What is required
Transcribe the listing verbatim. Do not carry over any pictures.

[Rows from a dataset]

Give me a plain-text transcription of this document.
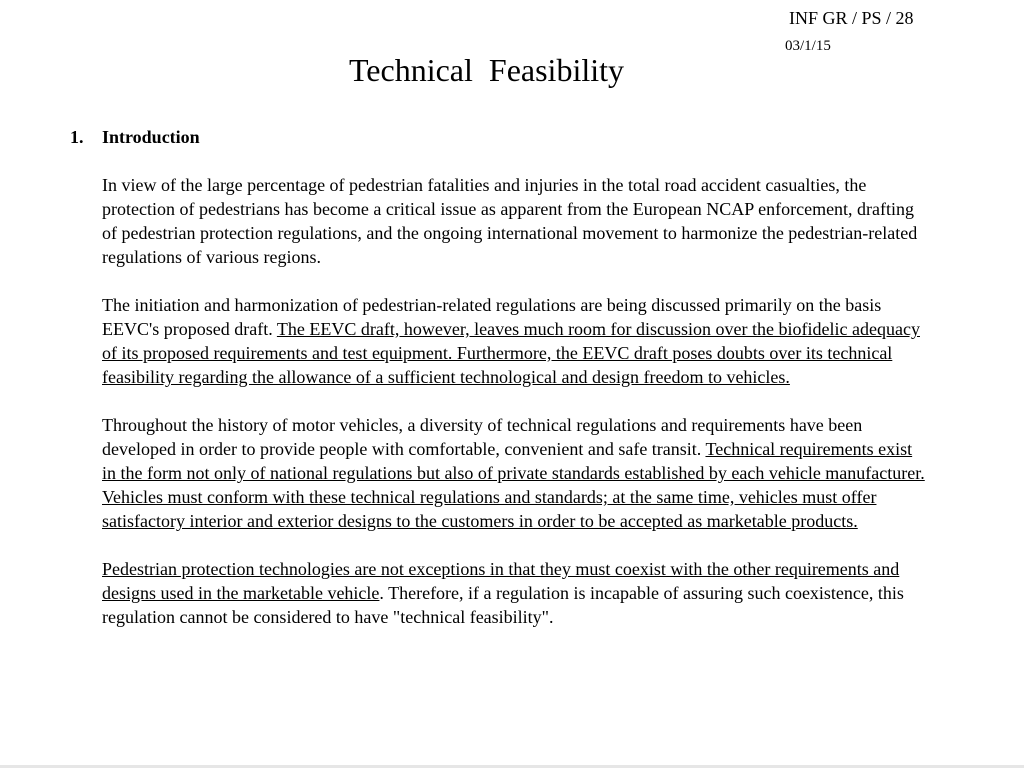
INF GR / PS / 28
03/1/15
Technical Feasibility
1. Introduction

In view of the large percentage of pedestrian fatalities and injuries in the total road accident casualties, the protection of pedestrians has become a critical issue as apparent from the European NCAP enforcement, drafting of pedestrian protection regulations, and the ongoing international movement to harmonize the pedestrian-related regulations of various regions.

The initiation and harmonization of pedestrian-related regulations are being discussed primarily on the basis EEVC's proposed draft. The EEVC draft, however, leaves much room for discussion over the biofidelic adequacy of its proposed requirements and test equipment. Furthermore, the EEVC draft poses doubts over its technical feasibility regarding the allowance of a sufficient technological and design freedom to vehicles.

Throughout the history of motor vehicles, a diversity of technical regulations and requirements have been developed in order to provide people with comfortable, convenient and safe transit. Technical requirements exist in the form not only of national regulations but also of private standards established by each vehicle manufacturer. Vehicles must conform with these technical regulations and standards; at the same time, vehicles must offer satisfactory interior and exterior designs to the customers in order to be accepted as marketable products.

Pedestrian protection technologies are not exceptions in that they must coexist with the other requirements and designs used in the marketable vehicle. Therefore, if a regulation is incapable of assuring such coexistence, this regulation cannot be considered to have "technical feasibility".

The solution
Give me a plain-text transcription of this document.
INF GR / PS / 28
03/1/15
Technical Feasibility
1. Introduction

In view of the large percentage of pedestrian fatalities and injuries in the total road accident casualties, the protection of pedestrians has become a critical issue as apparent from the European NCAP enforcement, drafting of pedestrian protection regulations, and the ongoing international movement to harmonize the pedestrian-related regulations of various regions.

The initiation and harmonization of pedestrian-related regulations are being discussed primarily on the basis EEVC's proposed draft. The EEVC draft, however, leaves much room for discussion over the biofidelic adequacy of its proposed requirements and test equipment. Furthermore, the EEVC draft poses doubts over its technical feasibility regarding the allowance of a sufficient technological and design freedom to vehicles.

Throughout the history of motor vehicles, a diversity of technical regulations and requirements have been developed in order to provide people with comfortable, convenient and safe transit. Technical requirements exist in the form not only of national regulations but also of private standards established by each vehicle manufacturer. Vehicles must conform with these technical regulations and standards; at the same time, vehicles must offer satisfactory interior and exterior designs to the customers in order to be accepted as marketable products.

Pedestrian protection technologies are not exceptions in that they must coexist with the other requirements and designs used in the marketable vehicle. Therefore, if a regulation is incapable of assuring such coexistence, this regulation cannot be considered to have "technical feasibility".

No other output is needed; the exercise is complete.